Exercise requirements
Find all the lines with "FullName" and gather them.

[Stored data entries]
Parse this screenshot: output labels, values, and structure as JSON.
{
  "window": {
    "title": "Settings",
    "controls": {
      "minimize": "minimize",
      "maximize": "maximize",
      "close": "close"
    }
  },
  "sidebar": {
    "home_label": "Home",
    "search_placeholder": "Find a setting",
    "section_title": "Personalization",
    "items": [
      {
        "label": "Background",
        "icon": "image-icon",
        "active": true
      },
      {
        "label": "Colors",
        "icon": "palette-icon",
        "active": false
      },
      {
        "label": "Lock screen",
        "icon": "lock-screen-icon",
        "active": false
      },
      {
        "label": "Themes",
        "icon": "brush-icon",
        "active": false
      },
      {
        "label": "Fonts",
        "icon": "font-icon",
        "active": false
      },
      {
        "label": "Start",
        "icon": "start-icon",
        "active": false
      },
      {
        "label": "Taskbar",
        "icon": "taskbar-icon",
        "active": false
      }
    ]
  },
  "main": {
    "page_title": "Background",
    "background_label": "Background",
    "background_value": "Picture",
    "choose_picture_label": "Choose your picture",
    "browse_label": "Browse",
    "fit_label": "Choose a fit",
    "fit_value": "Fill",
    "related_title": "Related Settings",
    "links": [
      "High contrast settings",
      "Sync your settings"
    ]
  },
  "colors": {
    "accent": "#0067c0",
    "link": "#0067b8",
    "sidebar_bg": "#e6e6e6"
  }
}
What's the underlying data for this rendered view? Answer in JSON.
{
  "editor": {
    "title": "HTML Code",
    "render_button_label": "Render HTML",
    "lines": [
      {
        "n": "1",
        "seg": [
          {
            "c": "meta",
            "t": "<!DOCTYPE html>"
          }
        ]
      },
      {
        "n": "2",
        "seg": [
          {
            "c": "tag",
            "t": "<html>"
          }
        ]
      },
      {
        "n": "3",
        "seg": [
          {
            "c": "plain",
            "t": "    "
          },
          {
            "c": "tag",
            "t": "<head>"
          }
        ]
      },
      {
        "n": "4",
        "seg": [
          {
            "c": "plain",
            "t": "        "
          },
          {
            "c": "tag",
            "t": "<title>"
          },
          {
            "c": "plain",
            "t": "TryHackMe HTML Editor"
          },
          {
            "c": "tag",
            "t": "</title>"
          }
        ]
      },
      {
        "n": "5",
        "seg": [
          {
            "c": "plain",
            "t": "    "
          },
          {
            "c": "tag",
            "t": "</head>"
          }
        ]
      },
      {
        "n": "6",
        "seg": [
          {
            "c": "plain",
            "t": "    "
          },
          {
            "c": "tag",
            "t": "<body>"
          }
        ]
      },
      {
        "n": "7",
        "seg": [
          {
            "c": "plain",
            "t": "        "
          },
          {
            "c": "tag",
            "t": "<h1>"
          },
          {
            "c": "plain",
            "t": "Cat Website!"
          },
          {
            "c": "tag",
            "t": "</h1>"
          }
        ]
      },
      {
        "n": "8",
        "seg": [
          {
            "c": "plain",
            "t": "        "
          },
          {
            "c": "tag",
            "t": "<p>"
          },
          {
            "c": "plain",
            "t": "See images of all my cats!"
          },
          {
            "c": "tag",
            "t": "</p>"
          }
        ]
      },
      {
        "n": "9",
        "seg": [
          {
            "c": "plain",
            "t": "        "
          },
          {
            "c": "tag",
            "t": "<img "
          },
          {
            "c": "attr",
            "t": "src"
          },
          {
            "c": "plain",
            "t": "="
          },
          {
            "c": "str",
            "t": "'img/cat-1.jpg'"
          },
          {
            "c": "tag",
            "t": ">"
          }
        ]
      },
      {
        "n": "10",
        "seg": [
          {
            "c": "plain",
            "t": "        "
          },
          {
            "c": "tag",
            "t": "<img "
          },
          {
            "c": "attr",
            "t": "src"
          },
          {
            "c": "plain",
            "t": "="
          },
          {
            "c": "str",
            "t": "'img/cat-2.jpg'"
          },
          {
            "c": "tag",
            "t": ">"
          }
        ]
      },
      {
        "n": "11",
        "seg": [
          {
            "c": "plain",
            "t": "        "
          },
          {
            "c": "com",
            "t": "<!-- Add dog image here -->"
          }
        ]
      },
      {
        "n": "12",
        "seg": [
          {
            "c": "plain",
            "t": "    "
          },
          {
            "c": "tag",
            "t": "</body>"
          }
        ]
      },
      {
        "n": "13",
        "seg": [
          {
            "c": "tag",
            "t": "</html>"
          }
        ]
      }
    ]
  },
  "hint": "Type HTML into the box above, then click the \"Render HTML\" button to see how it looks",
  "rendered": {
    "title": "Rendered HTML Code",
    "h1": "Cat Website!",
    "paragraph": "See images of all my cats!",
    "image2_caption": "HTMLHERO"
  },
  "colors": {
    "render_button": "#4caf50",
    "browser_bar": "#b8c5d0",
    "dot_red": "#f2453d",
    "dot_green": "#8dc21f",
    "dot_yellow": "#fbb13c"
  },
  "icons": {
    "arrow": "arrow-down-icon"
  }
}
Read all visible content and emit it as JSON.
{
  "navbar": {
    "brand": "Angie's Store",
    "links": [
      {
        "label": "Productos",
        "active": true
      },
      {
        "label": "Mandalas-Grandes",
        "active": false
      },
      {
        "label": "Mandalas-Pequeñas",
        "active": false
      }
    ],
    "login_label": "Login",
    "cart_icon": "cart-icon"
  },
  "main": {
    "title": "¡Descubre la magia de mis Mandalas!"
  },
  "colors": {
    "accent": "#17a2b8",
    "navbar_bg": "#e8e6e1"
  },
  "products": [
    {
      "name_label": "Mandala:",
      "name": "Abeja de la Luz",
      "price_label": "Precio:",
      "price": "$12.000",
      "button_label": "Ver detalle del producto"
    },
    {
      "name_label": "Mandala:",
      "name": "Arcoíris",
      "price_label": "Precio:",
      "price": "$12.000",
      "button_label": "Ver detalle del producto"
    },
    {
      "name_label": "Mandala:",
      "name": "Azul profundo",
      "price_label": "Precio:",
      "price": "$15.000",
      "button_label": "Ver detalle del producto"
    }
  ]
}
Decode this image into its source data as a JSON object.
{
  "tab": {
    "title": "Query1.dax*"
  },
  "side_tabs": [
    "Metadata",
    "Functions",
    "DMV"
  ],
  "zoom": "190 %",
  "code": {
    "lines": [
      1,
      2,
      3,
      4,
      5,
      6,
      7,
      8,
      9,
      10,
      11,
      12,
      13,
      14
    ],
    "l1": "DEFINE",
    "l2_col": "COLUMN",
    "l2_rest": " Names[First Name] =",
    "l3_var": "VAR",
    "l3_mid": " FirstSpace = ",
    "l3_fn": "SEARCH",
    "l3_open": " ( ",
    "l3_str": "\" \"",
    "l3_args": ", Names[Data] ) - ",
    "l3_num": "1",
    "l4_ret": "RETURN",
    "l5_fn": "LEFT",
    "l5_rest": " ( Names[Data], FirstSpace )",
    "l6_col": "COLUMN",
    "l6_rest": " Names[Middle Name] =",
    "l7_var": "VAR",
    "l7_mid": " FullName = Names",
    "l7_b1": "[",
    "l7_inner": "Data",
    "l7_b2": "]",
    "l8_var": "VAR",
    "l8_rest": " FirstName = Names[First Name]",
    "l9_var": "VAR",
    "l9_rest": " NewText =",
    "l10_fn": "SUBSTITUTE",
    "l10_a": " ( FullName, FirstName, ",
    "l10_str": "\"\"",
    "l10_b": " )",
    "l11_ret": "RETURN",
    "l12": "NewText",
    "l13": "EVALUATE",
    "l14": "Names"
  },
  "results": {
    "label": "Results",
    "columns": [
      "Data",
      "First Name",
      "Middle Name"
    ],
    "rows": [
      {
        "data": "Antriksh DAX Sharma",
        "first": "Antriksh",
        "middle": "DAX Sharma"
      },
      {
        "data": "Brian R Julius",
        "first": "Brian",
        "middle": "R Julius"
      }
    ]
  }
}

Answer for the task
    "l7_mid": " FullName = Names",
    "l10_a": " ( FullName, FirstName, ",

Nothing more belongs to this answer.